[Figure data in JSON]
----------------

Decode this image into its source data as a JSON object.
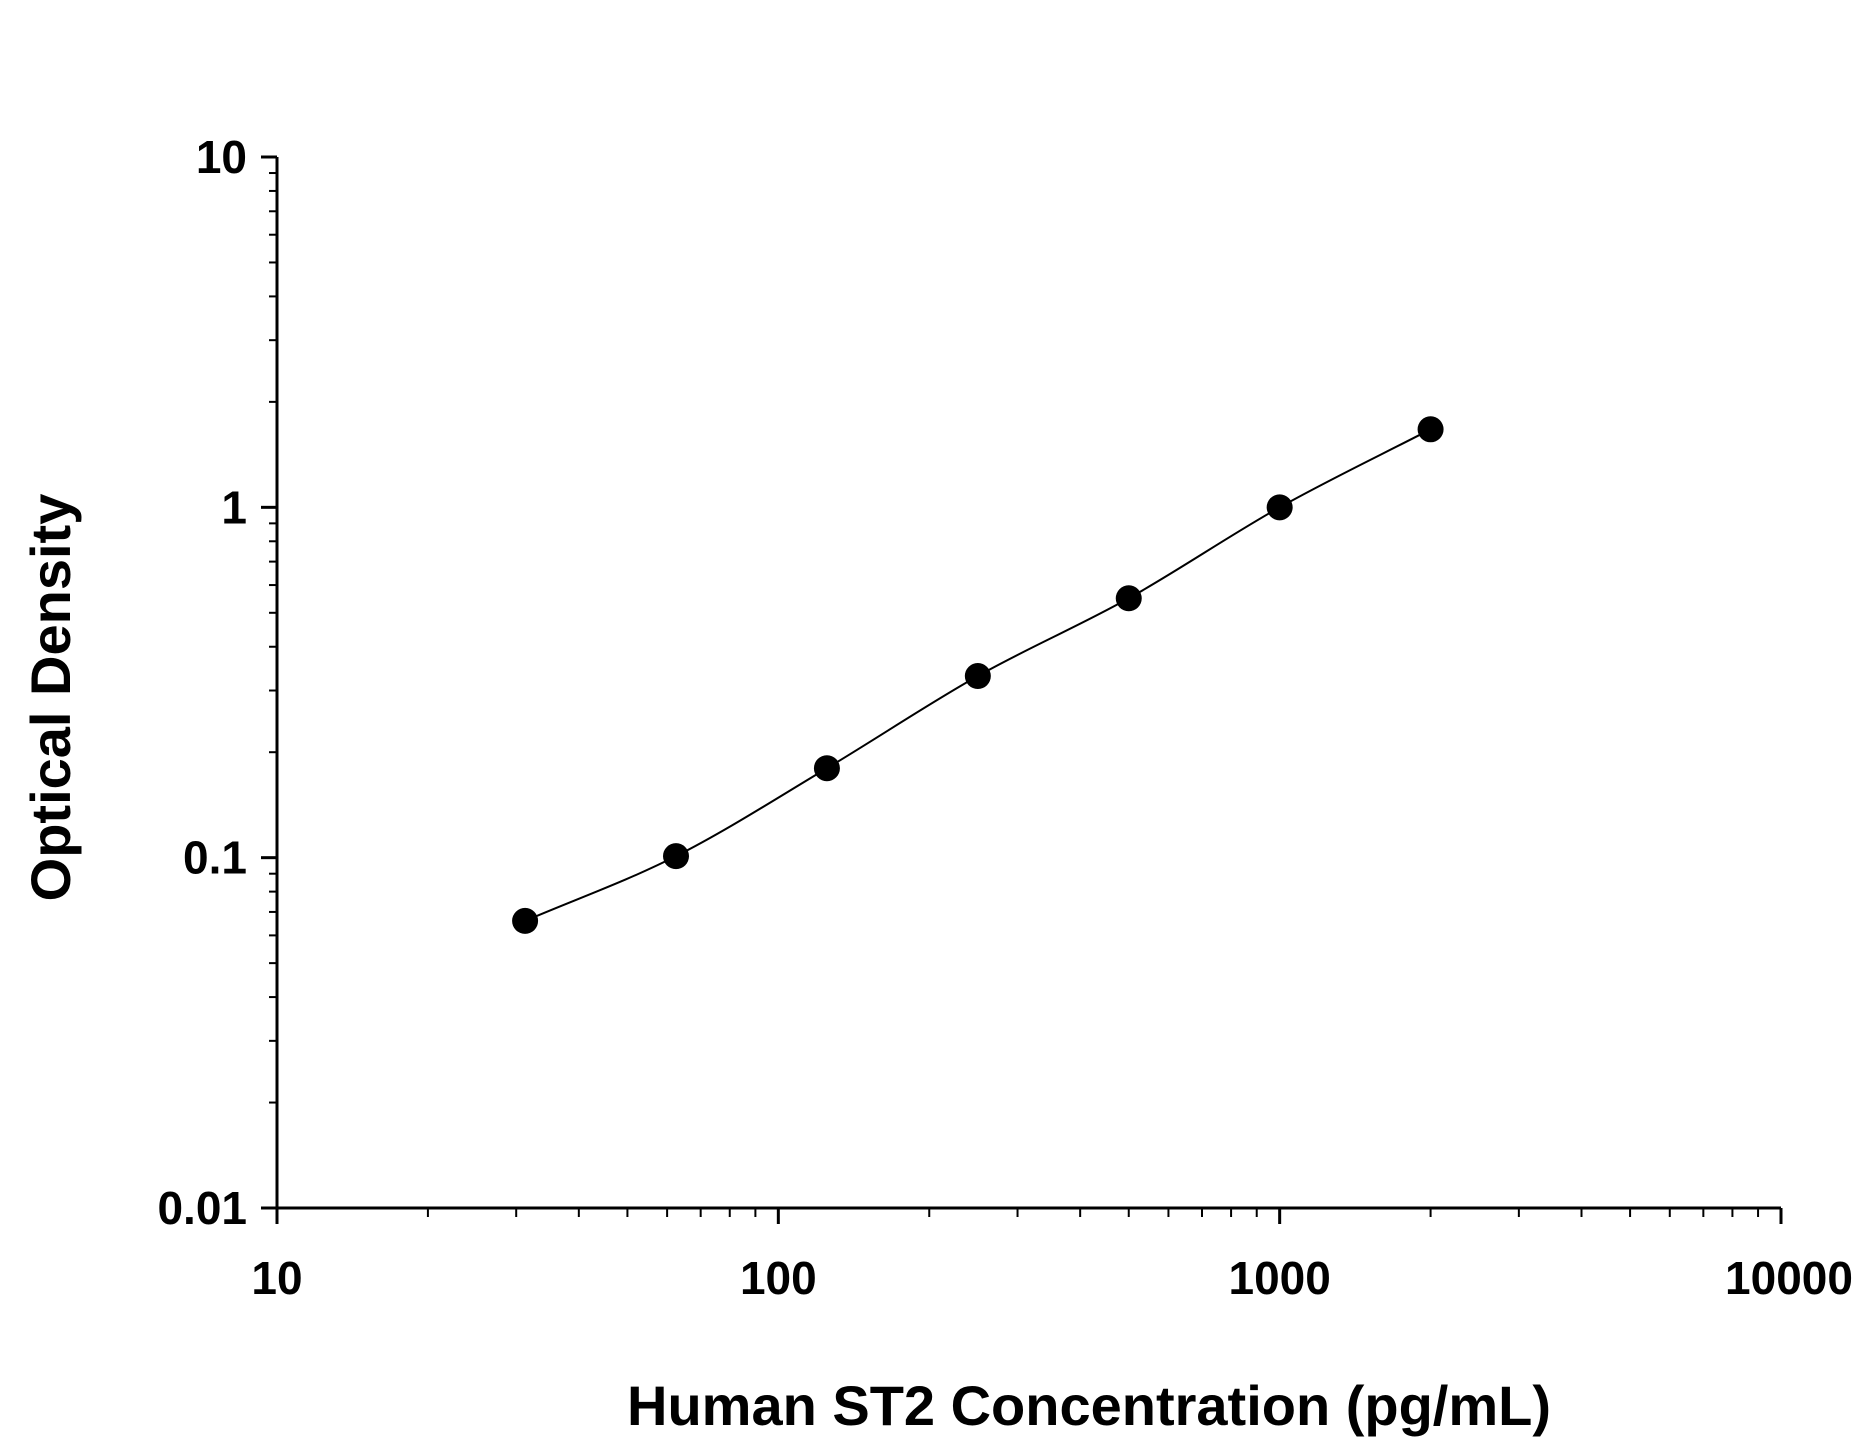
{
  "chart_data": {
    "type": "scatter",
    "title": "",
    "xlabel": "Human ST2 Concentration (pg/mL)",
    "ylabel": "Optical Density",
    "x_scale": "log",
    "y_scale": "log",
    "xlim": [
      10,
      10000
    ],
    "ylim": [
      0.01,
      10
    ],
    "x_ticks": [
      "10",
      "100",
      "1000",
      "10000"
    ],
    "y_ticks": [
      "0.01",
      "0.1",
      "1",
      "10"
    ],
    "grid": false,
    "legend": "none",
    "series": [
      {
        "points": [
          {
            "x": 31.25,
            "y": 0.066
          },
          {
            "x": 62.5,
            "y": 0.101
          },
          {
            "x": 125,
            "y": 0.18
          },
          {
            "x": 250,
            "y": 0.33
          },
          {
            "x": 500,
            "y": 0.55
          },
          {
            "x": 1000,
            "y": 1.0
          },
          {
            "x": 2000,
            "y": 1.67
          }
        ]
      }
    ],
    "fit_curve": true,
    "colors": {
      "marker": "#000000",
      "line": "#000000",
      "axis": "#000000"
    }
  }
}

----------------

Quote everything in the listing above exactly; pictures are the only thing to omit.

Task answer
Decode this image into its source data as a JSON object.
{
  "chart_data": {
    "type": "scatter",
    "title": "",
    "xlabel": "Human ST2 Concentration (pg/mL)",
    "ylabel": "Optical Density",
    "x_scale": "log",
    "y_scale": "log",
    "xlim": [
      10,
      10000
    ],
    "ylim": [
      0.01,
      10
    ],
    "x_ticks": [
      "10",
      "100",
      "1000",
      "10000"
    ],
    "y_ticks": [
      "0.01",
      "0.1",
      "1",
      "10"
    ],
    "grid": false,
    "legend": "none",
    "series": [
      {
        "points": [
          {
            "x": 31.25,
            "y": 0.066
          },
          {
            "x": 62.5,
            "y": 0.101
          },
          {
            "x": 125,
            "y": 0.18
          },
          {
            "x": 250,
            "y": 0.33
          },
          {
            "x": 500,
            "y": 0.55
          },
          {
            "x": 1000,
            "y": 1.0
          },
          {
            "x": 2000,
            "y": 1.67
          }
        ]
      }
    ],
    "fit_curve": true,
    "colors": {
      "marker": "#000000",
      "line": "#000000",
      "axis": "#000000"
    }
  }
}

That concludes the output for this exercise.